» **Material for this task**
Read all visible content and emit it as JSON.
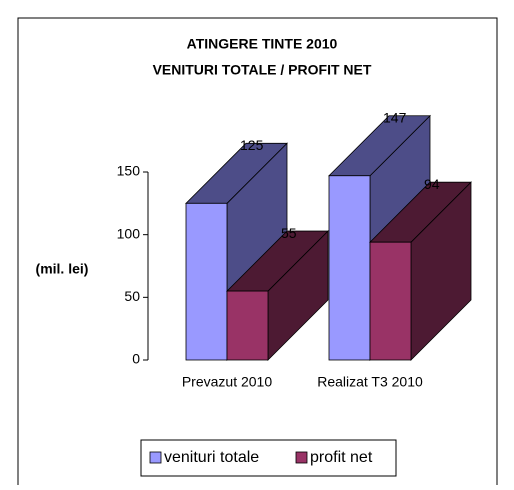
{
  "chart_data": {
    "type": "bar3d",
    "title": "ATINGERE TINTE 2010",
    "subtitle": "VENITURI TOTALE / PROFIT NET",
    "ylabel": "(mil. lei)",
    "categories": [
      "Prevazut 2010",
      "Realizat T3 2010"
    ],
    "series": [
      {
        "name": "venituri totale",
        "color": "#9999ff",
        "side_color": "#4d4d88",
        "values": [
          125,
          147
        ]
      },
      {
        "name": "profit net",
        "color": "#993366",
        "side_color": "#4d1a33",
        "values": [
          55,
          94
        ]
      }
    ],
    "ylim": [
      0,
      150
    ],
    "yticks": [
      0,
      50,
      100,
      150
    ],
    "legend": "bottom"
  }
}
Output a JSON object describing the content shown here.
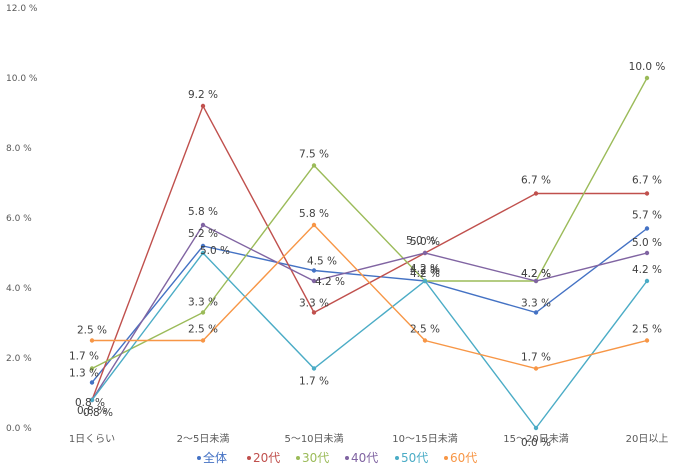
{
  "chart_data": {
    "type": "line",
    "categories": [
      "1日くらい",
      "2～5日未満",
      "5～10日未満",
      "10～15日未満",
      "15～20日未満",
      "20日以上"
    ],
    "ylim": [
      0,
      12
    ],
    "yticks": [
      "0.0 %",
      "2.0 %",
      "4.0 %",
      "6.0 %",
      "8.0 %",
      "10.0 %",
      "12.0 %"
    ],
    "grid": false,
    "legend_position": "bottom",
    "series": [
      {
        "name": "全体",
        "color": "#4472C4",
        "values": [
          1.3,
          5.2,
          4.5,
          4.2,
          3.3,
          5.7
        ],
        "labels": [
          "1.3 %",
          "5.2 %",
          "4.5 %",
          "4.2 %",
          "3.3 %",
          "5.7 %"
        ]
      },
      {
        "name": "20代",
        "color": "#C0504D",
        "values": [
          0.8,
          9.2,
          3.3,
          5.0,
          6.7,
          6.7
        ],
        "labels": [
          "0.8 %",
          "9.2 %",
          "3.3 %",
          "5.0 %",
          "6.7 %",
          "6.7 %"
        ]
      },
      {
        "name": "30代",
        "color": "#9BBB59",
        "values": [
          1.7,
          3.3,
          7.5,
          4.2,
          4.2,
          10.0
        ],
        "labels": [
          "1.7 %",
          "3.3 %",
          "7.5 %",
          "4.2 %",
          "4.2 %",
          "10.0 %"
        ]
      },
      {
        "name": "40代",
        "color": "#8064A2",
        "values": [
          0.8,
          5.8,
          4.2,
          5.0,
          4.2,
          5.0
        ],
        "labels": [
          "0.8 %",
          "5.8 %",
          "4.2 %",
          "5.0 %",
          "4.2 %",
          "5.0 %"
        ]
      },
      {
        "name": "50代",
        "color": "#4BACC6",
        "values": [
          0.8,
          5.0,
          1.7,
          4.2,
          0.0,
          4.2
        ],
        "labels": [
          "0.8 %",
          "5.0 %",
          "1.7 %",
          "4.2 %",
          "0.0 %",
          "4.2 %"
        ]
      },
      {
        "name": "60代",
        "color": "#F79646",
        "values": [
          2.5,
          2.5,
          5.8,
          2.5,
          1.7,
          2.5
        ],
        "labels": [
          "2.5 %",
          "2.5 %",
          "5.8 %",
          "2.5 %",
          "1.7 %",
          "2.5 %"
        ]
      }
    ]
  }
}
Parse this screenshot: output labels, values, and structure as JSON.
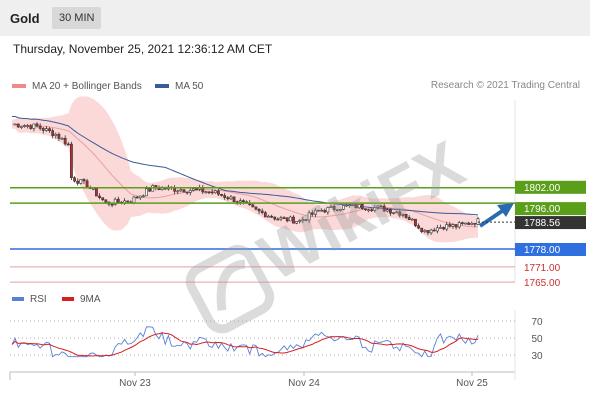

» **What you are asked to do**
Leave the pictures out and reproduce each record exactly as written.

» **Written response**
Read all visible content and emit it as JSON.
{
  "chart_data": {
    "type": "bar3d",
    "title": "ATINGERE TINTE 2010",
    "subtitle": "VENITURI TOTALE / PROFIT NET",
    "ylabel": "(mil. lei)",
    "categories": [
      "Prevazut 2010",
      "Realizat T3 2010"
    ],
    "series": [
      {
        "name": "venituri totale",
        "color": "#9999ff",
        "side_color": "#4d4d88",
        "values": [
          125,
          147
        ]
      },
      {
        "name": "profit net",
        "color": "#993366",
        "side_color": "#4d1a33",
        "values": [
          55,
          94
        ]
      }
    ],
    "ylim": [
      0,
      150
    ],
    "yticks": [
      0,
      50,
      100,
      150
    ],
    "legend": "bottom"
  }
}
Output a JSON object describing the content shown here.
{
  "chart_data": {
    "type": "line",
    "categories": [
      "1日くらい",
      "2～5日未満",
      "5～10日未満",
      "10～15日未満",
      "15～20日未満",
      "20日以上"
    ],
    "ylim": [
      0,
      12
    ],
    "yticks": [
      "0.0 %",
      "2.0 %",
      "4.0 %",
      "6.0 %",
      "8.0 %",
      "10.0 %",
      "12.0 %"
    ],
    "grid": false,
    "legend_position": "bottom",
    "series": [
      {
        "name": "全体",
        "color": "#4472C4",
        "values": [
          1.3,
          5.2,
          4.5,
          4.2,
          3.3,
          5.7
        ],
        "labels": [
          "1.3 %",
          "5.2 %",
          "4.5 %",
          "4.2 %",
          "3.3 %",
          "5.7 %"
        ]
      },
      {
        "name": "20代",
        "color": "#C0504D",
        "values": [
          0.8,
          9.2,
          3.3,
          5.0,
          6.7,
          6.7
        ],
        "labels": [
          "0.8 %",
          "9.2 %",
          "3.3 %",
          "5.0 %",
          "6.7 %",
          "6.7 %"
        ]
      },
      {
        "name": "30代",
        "color": "#9BBB59",
        "values": [
          1.7,
          3.3,
          7.5,
          4.2,
          4.2,
          10.0
        ],
        "labels": [
          "1.7 %",
          "3.3 %",
          "7.5 %",
          "4.2 %",
          "4.2 %",
          "10.0 %"
        ]
      },
      {
        "name": "40代",
        "color": "#8064A2",
        "values": [
          0.8,
          5.8,
          4.2,
          5.0,
          4.2,
          5.0
        ],
        "labels": [
          "0.8 %",
          "5.8 %",
          "4.2 %",
          "5.0 %",
          "4.2 %",
          "5.0 %"
        ]
      },
      {
        "name": "50代",
        "color": "#4BACC6",
        "values": [
          0.8,
          5.0,
          1.7,
          4.2,
          0.0,
          4.2
        ],
        "labels": [
          "0.8 %",
          "5.0 %",
          "1.7 %",
          "4.2 %",
          "0.0 %",
          "4.2 %"
        ]
      },
      {
        "name": "60代",
        "color": "#F79646",
        "values": [
          2.5,
          2.5,
          5.8,
          2.5,
          1.7,
          2.5
        ],
        "labels": [
          "2.5 %",
          "2.5 %",
          "5.8 %",
          "2.5 %",
          "1.7 %",
          "2.5 %"
        ]
      }
    ]
  }
}
Parse this screenshot: output labels, values, and structure as JSON.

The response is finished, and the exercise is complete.